• **Do this**
Filter the listing and keep only the lines with the word "Segment".

• **Data**

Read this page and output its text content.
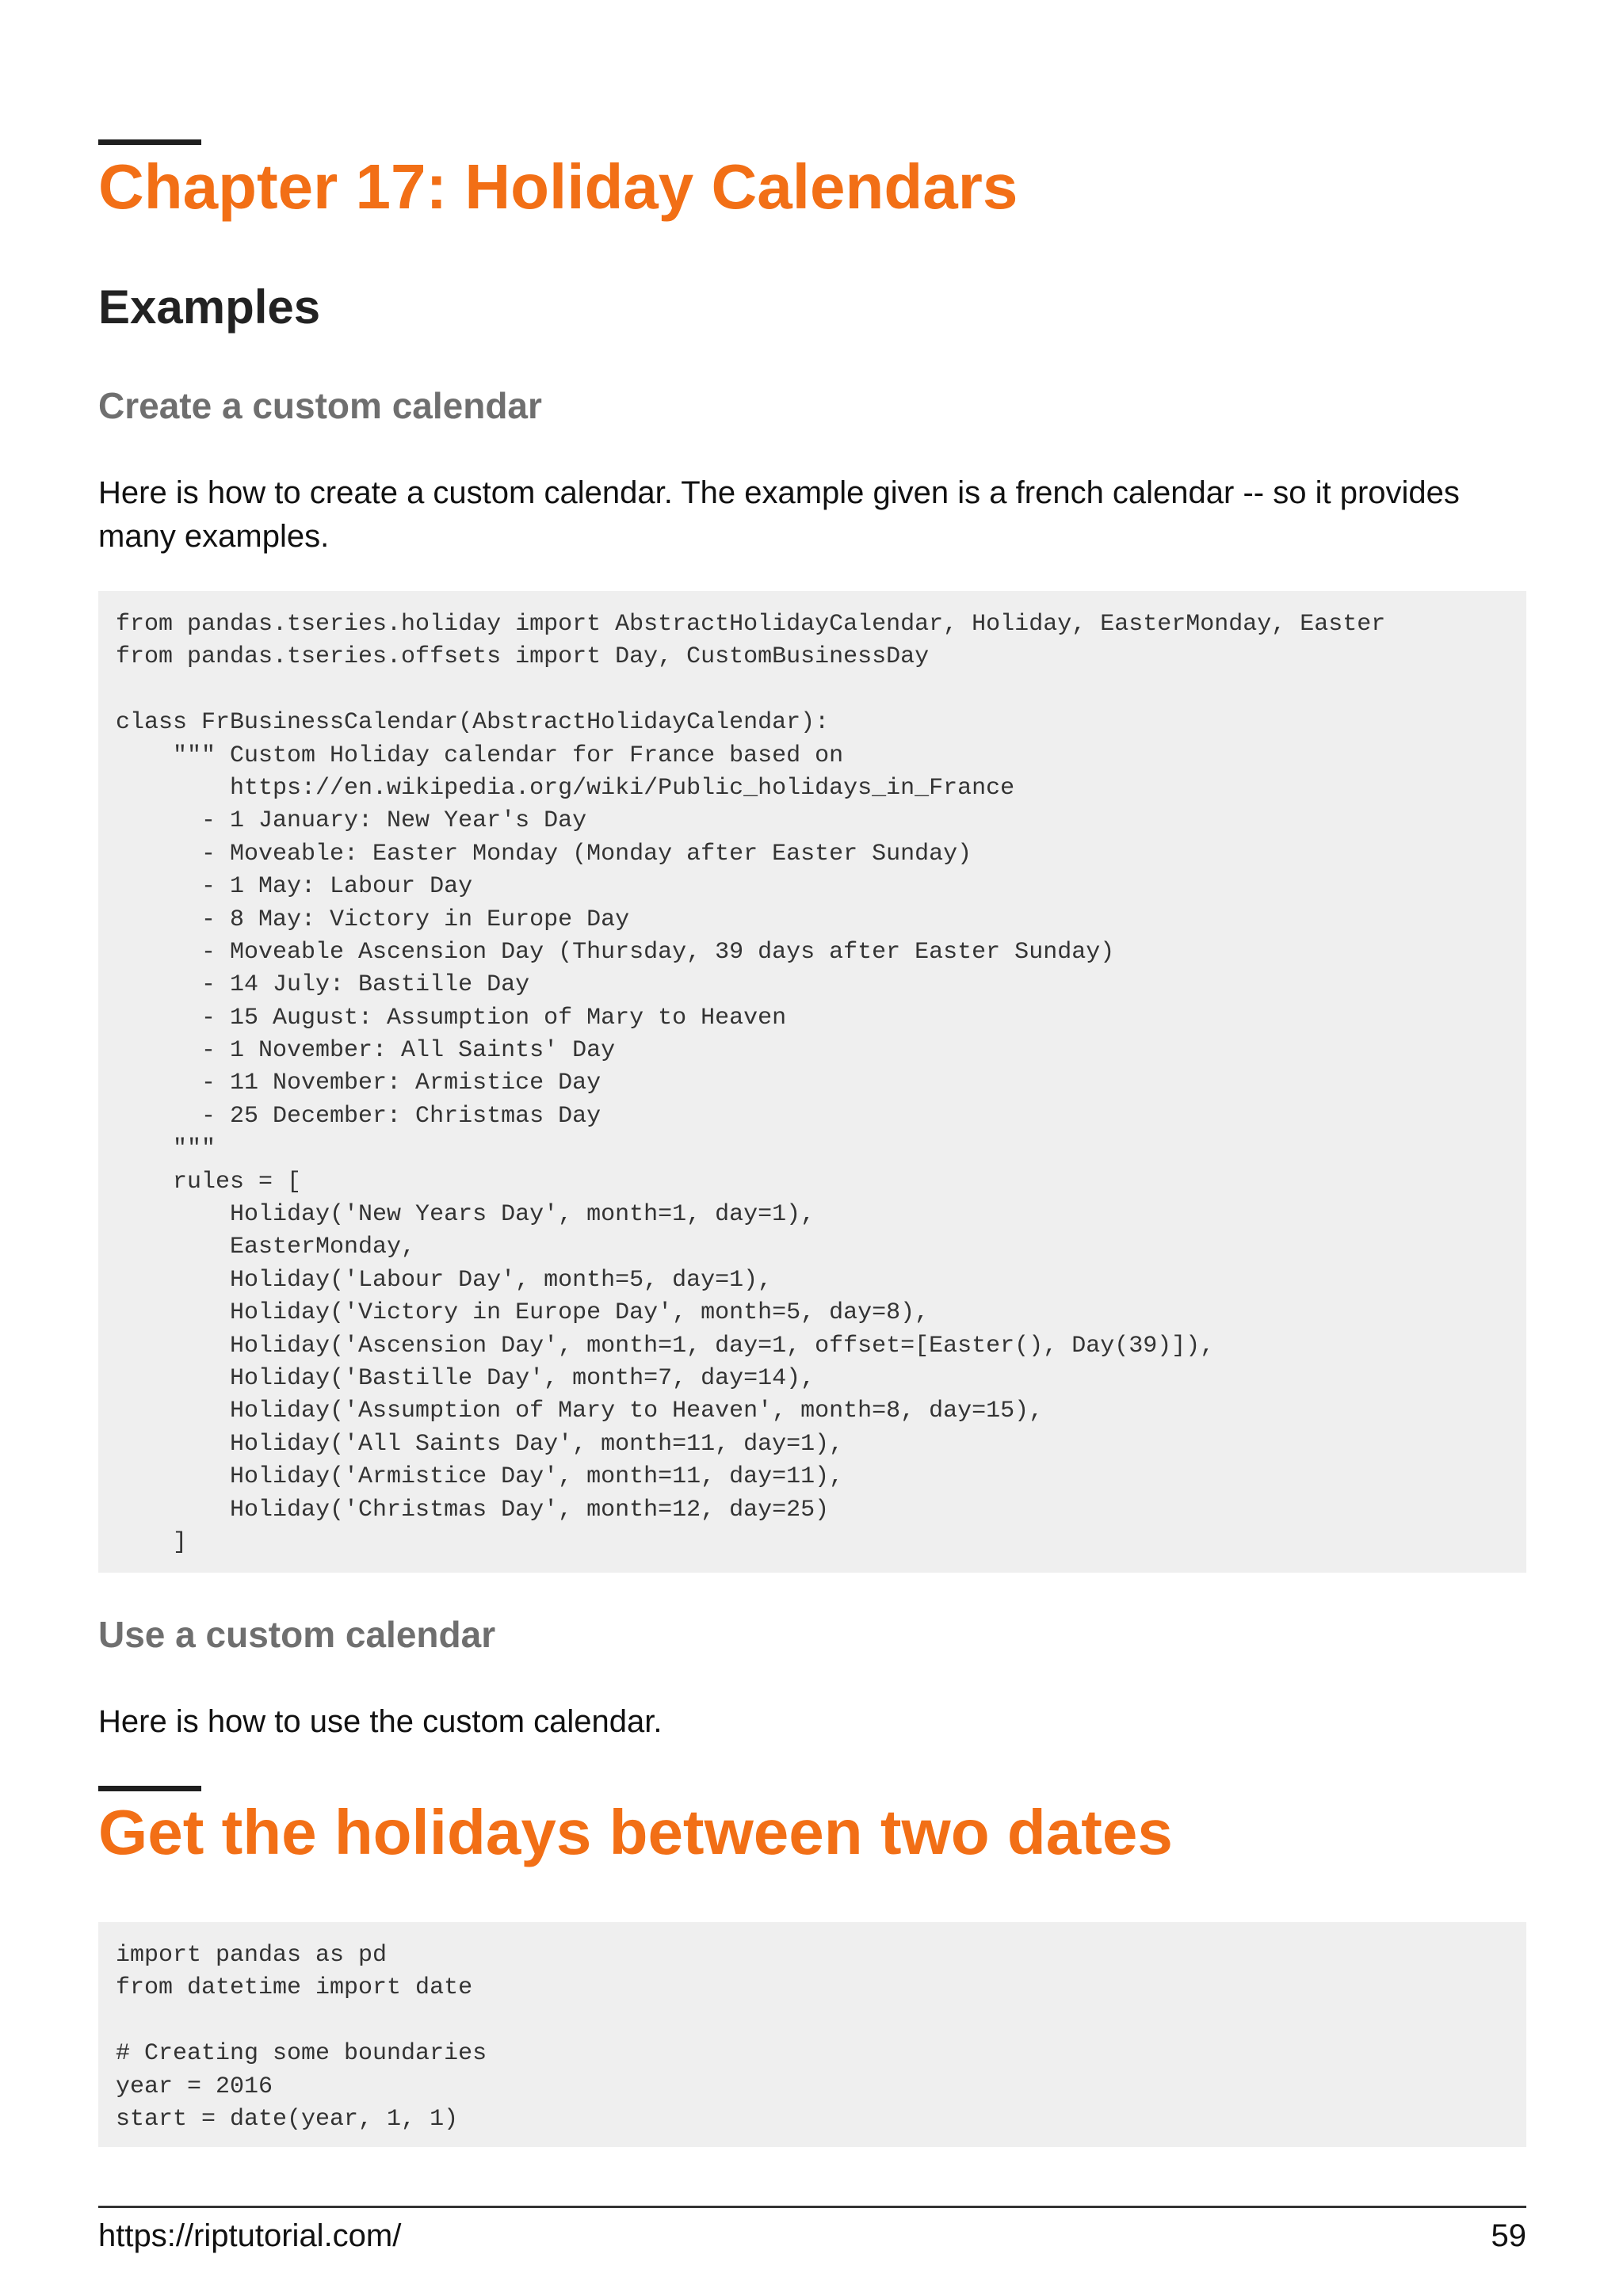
Chapter 17: Holiday Calendars
Examples
Create a custom calendar

Here is how to create a custom calendar. The example given is a french calendar -- so it provides many examples.

from pandas.tseries.holiday import AbstractHolidayCalendar, Holiday, EasterMonday, Easter
from pandas.tseries.offsets import Day, CustomBusinessDay
class FrBusinessCalendar(AbstractHolidayCalendar):
""" Custom Holiday calendar for France based on
https://en.wikipedia.org/wiki/Public_holidays_in_France
- 1 January: New Year's Day
- Moveable: Easter Monday (Monday after Easter Sunday)
- 1 May: Labour Day
- 8 May: Victory in Europe Day
- Moveable Ascension Day (Thursday, 39 days after Easter Sunday)
- 14 July: Bastille Day
- 15 August: Assumption of Mary to Heaven
- 1 November: All Saints' Day
- 11 November: Armistice Day
- 25 December: Christmas Day
"""
rules = [
Holiday('New Years Day', month=1, day=1),
EasterMonday,
Holiday('Labour Day', month=5, day=1),
Holiday('Victory in Europe Day', month=5, day=8),
Holiday('Ascension Day', month=1, day=1, offset=[Easter(), Day(39)]),
Holiday('Bastille Day', month=7, day=14),
Holiday('Assumption of Mary to Heaven', month=8, day=15),
Holiday('All Saints Day', month=11, day=1),
Holiday('Armistice Day', month=11, day=11),
Holiday('Christmas Day', month=12, day=25)
]
Use a custom calendar

Here is how to use the custom calendar.

Get the holidays between two dates
import pandas as pd
from datetime import date
# Creating some boundaries
year = 2016
start = date(year, 1, 1)
https://riptutorial.com/	59
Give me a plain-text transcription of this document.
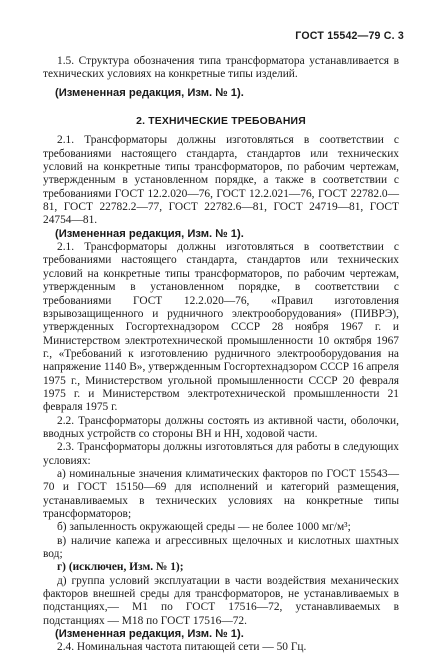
ГОСТ 15542—79 С. 3

1.5. Структура обозначения типа трансформатора устанавливается в технических условиях на конкретные типы изделий.

(Измененная редакция, Изм. № 1).

2. ТЕХНИЧЕСКИЕ ТРЕБОВАНИЯ

2.1. Трансформаторы должны изготовляться в соответствии с требованиями настоящего стандарта, стандартов или технических условий на конкретные типы трансформаторов, по рабочим чертежам, утвержденным в установленном порядке, а также в соответствии с требованиями ГОСТ 12.2.020—76, ГОСТ 12.2.021—76, ГОСТ 22782.0—81, ГОСТ 22782.2—77, ГОСТ 22782.6—81, ГОСТ 24719—81, ГОСТ 24754—81.

(Измененная редакция, Изм. № 1).

2.1. Трансформаторы должны изготовляться в соответствии с требованиями настоящего стандарта, стандартов или технических условий на конкретные типы трансформаторов, по рабочим чертежам, утвержденным в установленном порядке, в соответствии с требованиями ГОСТ 12.2.020—76, «Правил изготовления взрывозащищенного и рудничного электрооборудования» (ПИВРЭ), утвержденных Госгортехнадзором СССР 28 ноября 1967 г. и Министерством электротехнической промышленности 10 октября 1967 г., «Требований к изготовлению рудничного электрооборудования на напряжение 1140 В», утвержденным Госгортехнадзором СССР 16 апреля 1975 г., Министерством угольной промышленности СССР 20 февраля 1975 г. и Министерством электротехнической промышленности 21 февраля 1975 г.

2.2. Трансформаторы должны состоять из активной части, оболочки, вводных устройств со стороны ВН и НН, ходовой части.

2.3. Трансформаторы должны изготовляться для работы в следующих условиях:

а) номинальные значения климатических факторов по ГОСТ 15543—70 и ГОСТ 15150—69 для исполнений и категорий размещения, устанавливаемых в технических условиях на конкретные типы трансформаторов;

б) запыленность окружающей среды — не более 1000 мг/м³;

в) наличие капежа и агрессивных щелочных и кислотных шахтных вод;

г) (исключен, Изм. № 1);

д) группа условий эксплуатации в части воздействия механических факторов внешней среды для трансформаторов, не устанавливаемых в подстанциях,— М1 по ГОСТ 17516—72, устанавливаемых в подстанциях — М18 по ГОСТ 17516—72.

(Измененная редакция, Изм. № 1).

2.4. Номинальная частота питающей сети — 50 Гц.
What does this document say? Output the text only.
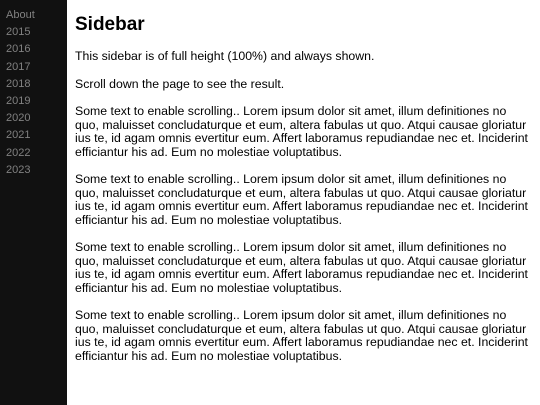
About
2015
2016
2017
2018
2019
2020
2021
2022
2023
Sidebar

This sidebar is of full height (100%) and always shown.

Scroll down the page to see the result.

Some text to enable scrolling.. Lorem ipsum dolor sit amet, illum definitiones no quo, maluisset concludaturque et eum, altera fabulas ut quo. Atqui causae gloriatur ius te, id agam omnis evertitur eum. Affert laboramus repudiandae nec et. Inciderint efficiantur his ad. Eum no molestiae voluptatibus.

Some text to enable scrolling.. Lorem ipsum dolor sit amet, illum definitiones no quo, maluisset concludaturque et eum, altera fabulas ut quo. Atqui causae gloriatur ius te, id agam omnis evertitur eum. Affert laboramus repudiandae nec et. Inciderint efficiantur his ad. Eum no molestiae voluptatibus.

Some text to enable scrolling.. Lorem ipsum dolor sit amet, illum definitiones no quo, maluisset concludaturque et eum, altera fabulas ut quo. Atqui causae gloriatur ius te, id agam omnis evertitur eum. Affert laboramus repudiandae nec et. Inciderint efficiantur his ad. Eum no molestiae voluptatibus.

Some text to enable scrolling.. Lorem ipsum dolor sit amet, illum definitiones no quo, maluisset concludaturque et eum, altera fabulas ut quo. Atqui causae gloriatur ius te, id agam omnis evertitur eum. Affert laboramus repudiandae nec et. Inciderint efficiantur his ad. Eum no molestiae voluptatibus.
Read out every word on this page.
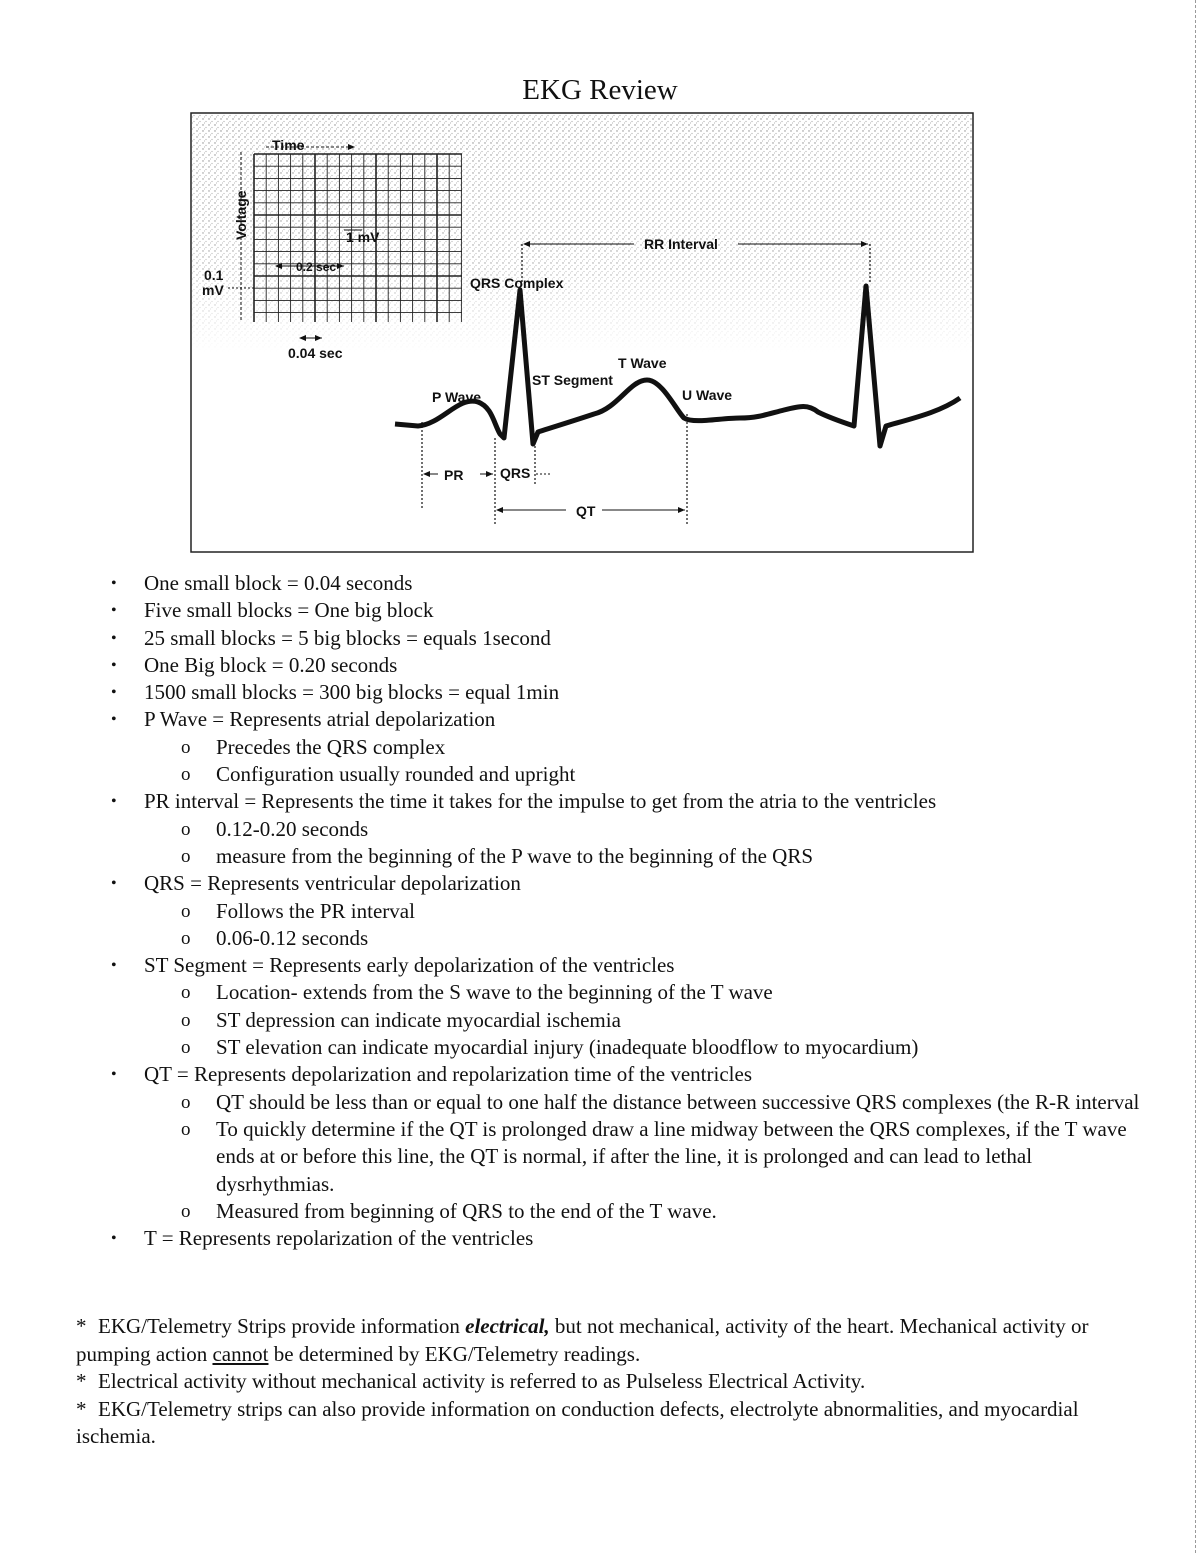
EKG Review
Time
Voltage	1 mV
0.2 sec
0.1
mV
0.04 sec
RR Interval
QRS Complex
T Wave
ST Segment
P Wave	U Wave
PR	QRS
QT
• One small block = 0.04 seconds
• Five small blocks = One big block
• 25 small blocks = 5 big blocks = equals 1second
• One Big block = 0.20 seconds
• 1500 small blocks = 300 big blocks = equal 1min
• P Wave = Represents atrial depolarization
o Precedes the QRS complex
o Configuration usually rounded and upright
• PR interval = Represents the time it takes for the impulse to get from the atria to the ventricles
o 0.12-0.20 seconds
o measure from the beginning of the P wave to the beginning of the QRS
• QRS = Represents ventricular depolarization
o Follows the PR interval
o 0.06-0.12 seconds
• ST Segment = Represents early depolarization of the ventricles
o Location- extends from the S wave to the beginning of the T wave
o ST depression can indicate myocardial ischemia
o ST elevation can indicate myocardial injury (inadequate bloodflow to myocardium)
• QT = Represents depolarization and repolarization time of the ventricles
o QT should be less than or equal to one half the distance between successive QRS complexes (the R-R interval
o To quickly determine if the QT is prolonged draw a line midway between the QRS complexes, if the T wave ends at or before this line, the QT is normal, if after the line, it is prolonged and can lead to lethal dysrhythmias.
o Measured from beginning of QRS to the end of the T wave.
• T = Represents repolarization of the ventricles
* EKG/Telemetry Strips provide information electrical, but not mechanical, activity of the heart. Mechanical activity or pumping action cannot be determined by EKG/Telemetry readings.
* Electrical activity without mechanical activity is referred to as Pulseless Electrical Activity.
* EKG/Telemetry strips can also provide information on conduction defects, electrolyte abnormalities, and myocardial ischemia.
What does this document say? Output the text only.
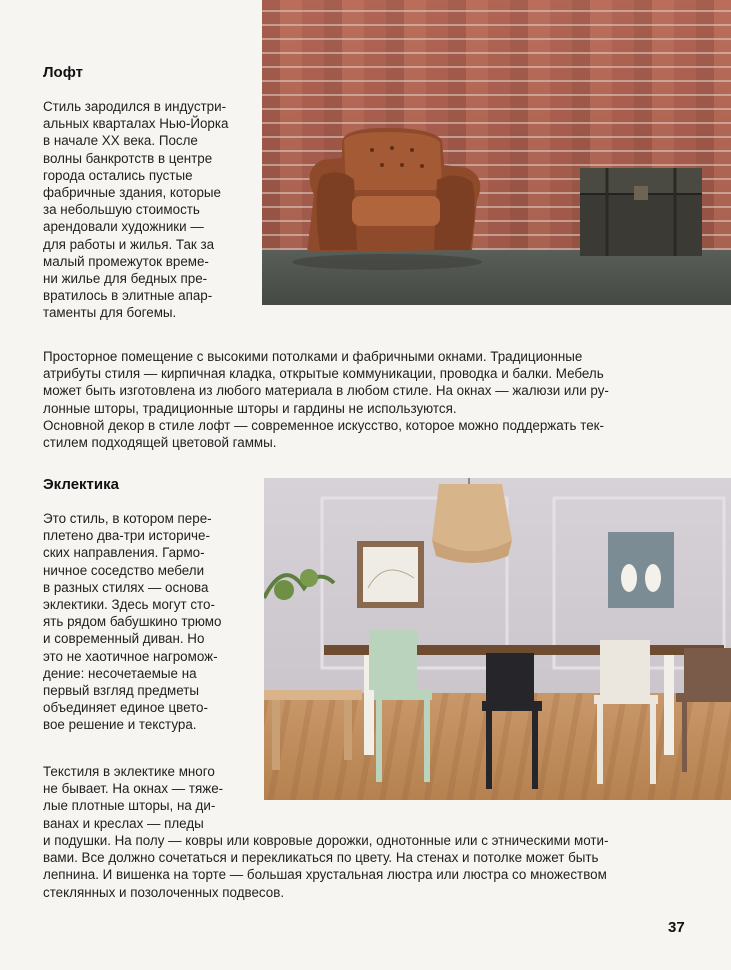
Лофт
Стиль зародился в индустри-
альных кварталах Нью-Йорка
в начале XX века. После
волны банкротств в центре
города остались пустые
фабричные здания, которые
за небольшую стоимость
арендовали художники —
для работы и жилья. Так за
малый промежуток време-
ни жилье для бедных пре-
вратилось в элитные апар-
таменты для богемы.
Просторное помещение с высокими потолками и фабричными окнами. Традиционные
атрибуты стиля — кирпичная кладка, открытые коммуникации, проводка и балки. Мебель
может быть изготовлена из любого материала в любом стиле. На окнах — жалюзи или ру-
лонные шторы, традиционные шторы и гардины не используются.
Основной декор в стиле лофт — современное искусство, которое можно поддержать тек-
стилем подходящей цветовой гаммы.
Эклектика
Это стиль, в котором пере-
плетено два-три историче-
ских направления. Гармо-
ничное соседство мебели
в разных стилях — основа
эклектики. Здесь могут сто-
ять рядом бабушкино трюмо
и современный диван. Но
это не хаотичное нагромож-
дение: несочетаемые на
первый взгляд предметы
объединяет единое цвето-
вое решение и текстура.
Текстиля в эклектике много
не бывает. На окнах — тяже-
лые плотные шторы, на ди-
ванах и креслах — пледы
и подушки. На полу — ковры или ковровые дорожки, однотонные или с этническими моти-
вами. Все должно сочетаться и перекликаться по цвету. На стенах и потолке может быть
лепнина. И вишенка на торте — большая хрустальная люстра или люстра со множеством
стеклянных и позолоченных подвесов.
37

• **The solution**
ST Segment
• ST Segment = Represents early depolarization of the ventricles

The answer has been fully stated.